# Description of the task
Lines before the one containing "Give me a plain-text" are excluded; retype that line and all remaining lines of the material exactly.

# Information provided
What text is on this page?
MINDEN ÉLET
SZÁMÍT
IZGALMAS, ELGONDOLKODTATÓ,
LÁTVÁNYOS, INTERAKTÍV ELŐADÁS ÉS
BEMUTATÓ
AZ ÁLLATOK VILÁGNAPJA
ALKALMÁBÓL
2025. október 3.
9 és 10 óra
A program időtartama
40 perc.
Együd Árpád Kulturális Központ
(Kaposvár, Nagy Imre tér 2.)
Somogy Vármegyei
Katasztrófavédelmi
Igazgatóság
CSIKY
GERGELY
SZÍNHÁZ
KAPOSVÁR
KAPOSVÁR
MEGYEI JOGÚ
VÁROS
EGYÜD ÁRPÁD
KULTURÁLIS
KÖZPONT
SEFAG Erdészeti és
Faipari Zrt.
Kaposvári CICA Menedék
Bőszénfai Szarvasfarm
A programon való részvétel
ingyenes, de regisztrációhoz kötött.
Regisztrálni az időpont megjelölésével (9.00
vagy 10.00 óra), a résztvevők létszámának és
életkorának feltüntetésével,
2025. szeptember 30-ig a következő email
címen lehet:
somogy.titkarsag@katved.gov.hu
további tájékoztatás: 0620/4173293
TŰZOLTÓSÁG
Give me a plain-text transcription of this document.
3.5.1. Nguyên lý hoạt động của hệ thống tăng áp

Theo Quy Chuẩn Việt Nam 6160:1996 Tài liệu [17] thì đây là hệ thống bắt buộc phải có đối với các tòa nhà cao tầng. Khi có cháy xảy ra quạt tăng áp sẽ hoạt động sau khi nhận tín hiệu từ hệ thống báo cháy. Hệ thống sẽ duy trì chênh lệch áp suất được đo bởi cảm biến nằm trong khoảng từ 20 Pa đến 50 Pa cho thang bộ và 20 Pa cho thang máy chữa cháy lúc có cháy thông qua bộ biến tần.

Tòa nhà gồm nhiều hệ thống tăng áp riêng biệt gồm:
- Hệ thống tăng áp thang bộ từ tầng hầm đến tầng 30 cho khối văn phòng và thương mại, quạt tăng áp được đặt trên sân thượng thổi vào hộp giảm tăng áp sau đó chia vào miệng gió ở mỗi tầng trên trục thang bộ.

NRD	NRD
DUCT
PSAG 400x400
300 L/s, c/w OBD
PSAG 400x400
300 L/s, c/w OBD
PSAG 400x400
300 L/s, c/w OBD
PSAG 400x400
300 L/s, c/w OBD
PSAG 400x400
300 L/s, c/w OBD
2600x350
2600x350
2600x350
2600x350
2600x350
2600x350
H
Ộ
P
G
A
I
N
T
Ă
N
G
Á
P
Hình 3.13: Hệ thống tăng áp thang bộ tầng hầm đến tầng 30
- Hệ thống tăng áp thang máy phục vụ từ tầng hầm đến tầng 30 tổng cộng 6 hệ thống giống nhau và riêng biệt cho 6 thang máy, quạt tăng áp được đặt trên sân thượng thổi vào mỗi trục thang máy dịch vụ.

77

# Result of the exercise
Give me a plain-text transcription of this document.
3.5.1. Nguyên lý hoạt động của hệ thống tăng áp

Theo Quy Chuẩn Việt Nam 6160:1996 Tài liệu [17] thì đây là hệ thống bắt buộc phải có đối với các tòa nhà cao tầng. Khi có cháy xảy ra quạt tăng áp sẽ hoạt động sau khi nhận tín hiệu từ hệ thống báo cháy. Hệ thống sẽ duy trì chênh lệch áp suất được đo bởi cảm biến nằm trong khoảng từ 20 Pa đến 50 Pa cho thang bộ và 20 Pa cho thang máy chữa cháy lúc có cháy thông qua bộ biến tần.

Tòa nhà gồm nhiều hệ thống tăng áp riêng biệt gồm:
- Hệ thống tăng áp thang bộ từ tầng hầm đến tầng 30 cho khối văn phòng và thương mại, quạt tăng áp được đặt trên sân thượng thổi vào hộp giảm tăng áp sau đó chia vào miệng gió ở mỗi tầng trên trục thang bộ.

NRD	NRD
DUCT
PSAG 400x400
300 L/s, c/w OBD
PSAG 400x400
300 L/s, c/w OBD
PSAG 400x400
300 L/s, c/w OBD
PSAG 400x400
300 L/s, c/w OBD
PSAG 400x400
300 L/s, c/w OBD
2600x350
2600x350
2600x350
2600x350
2600x350
2600x350
H
Ộ
P
G
A
I
N
T
Ă
N
G
Á
P
Hình 3.13: Hệ thống tăng áp thang bộ tầng hầm đến tầng 30
- Hệ thống tăng áp thang máy phục vụ từ tầng hầm đến tầng 30 tổng cộng 6 hệ thống giống nhau và riêng biệt cho 6 thang máy, quạt tăng áp được đặt trên sân thượng thổi vào mỗi trục thang máy dịch vụ.

77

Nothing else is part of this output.